Work instructions:
Set down the full listing exactly, character for character.

Material:
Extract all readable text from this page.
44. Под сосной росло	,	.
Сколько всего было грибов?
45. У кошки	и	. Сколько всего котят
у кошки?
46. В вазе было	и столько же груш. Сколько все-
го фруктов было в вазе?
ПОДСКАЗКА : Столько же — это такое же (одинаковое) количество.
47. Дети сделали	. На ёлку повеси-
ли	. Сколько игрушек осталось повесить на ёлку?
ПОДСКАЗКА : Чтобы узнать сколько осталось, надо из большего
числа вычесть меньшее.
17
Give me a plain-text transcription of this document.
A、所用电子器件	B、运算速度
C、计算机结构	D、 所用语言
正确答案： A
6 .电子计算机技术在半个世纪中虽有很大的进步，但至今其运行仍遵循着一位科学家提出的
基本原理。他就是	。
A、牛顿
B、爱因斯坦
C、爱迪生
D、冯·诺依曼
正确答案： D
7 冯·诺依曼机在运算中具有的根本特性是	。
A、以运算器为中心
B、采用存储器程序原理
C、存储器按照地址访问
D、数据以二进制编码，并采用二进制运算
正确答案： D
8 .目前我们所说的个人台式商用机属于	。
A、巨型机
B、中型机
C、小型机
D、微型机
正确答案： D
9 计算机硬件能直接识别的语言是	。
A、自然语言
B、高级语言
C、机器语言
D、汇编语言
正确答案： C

Task solution:
Extract all readable text from this page.
44. Под сосной росло	,	.
Сколько всего было грибов?
45. У кошки	и	. Сколько всего котят
у кошки?
46. В вазе было	и столько же груш. Сколько все-
го фруктов было в вазе?
ПОДСКАЗКА : Столько же — это такое же (одинаковое) количество.
47. Дети сделали	. На ёлку повеси-
ли	. Сколько игрушек осталось повесить на ёлку?
ПОДСКАЗКА : Чтобы узнать сколько осталось, надо из большего
числа вычесть меньшее.
17
Give me a plain-text transcription of this document.
A、所用电子器件	B、运算速度
C、计算机结构	D、 所用语言
正确答案： A
6 .电子计算机技术在半个世纪中虽有很大的进步，但至今其运行仍遵循着一位科学家提出的
基本原理。他就是	。
A、牛顿
B、爱因斯坦
C、爱迪生
D、冯·诺依曼
正确答案： D
7 冯·诺依曼机在运算中具有的根本特性是	。
A、以运算器为中心
B、采用存储器程序原理
C、存储器按照地址访问
D、数据以二进制编码，并采用二进制运算
正确答案： D
8 .目前我们所说的个人台式商用机属于	。
A、巨型机
B、中型机
C、小型机
D、微型机
正确答案： D
9 计算机硬件能直接识别的语言是	。
A、自然语言
B、高级语言
C、机器语言
D、汇编语言
正确答案： C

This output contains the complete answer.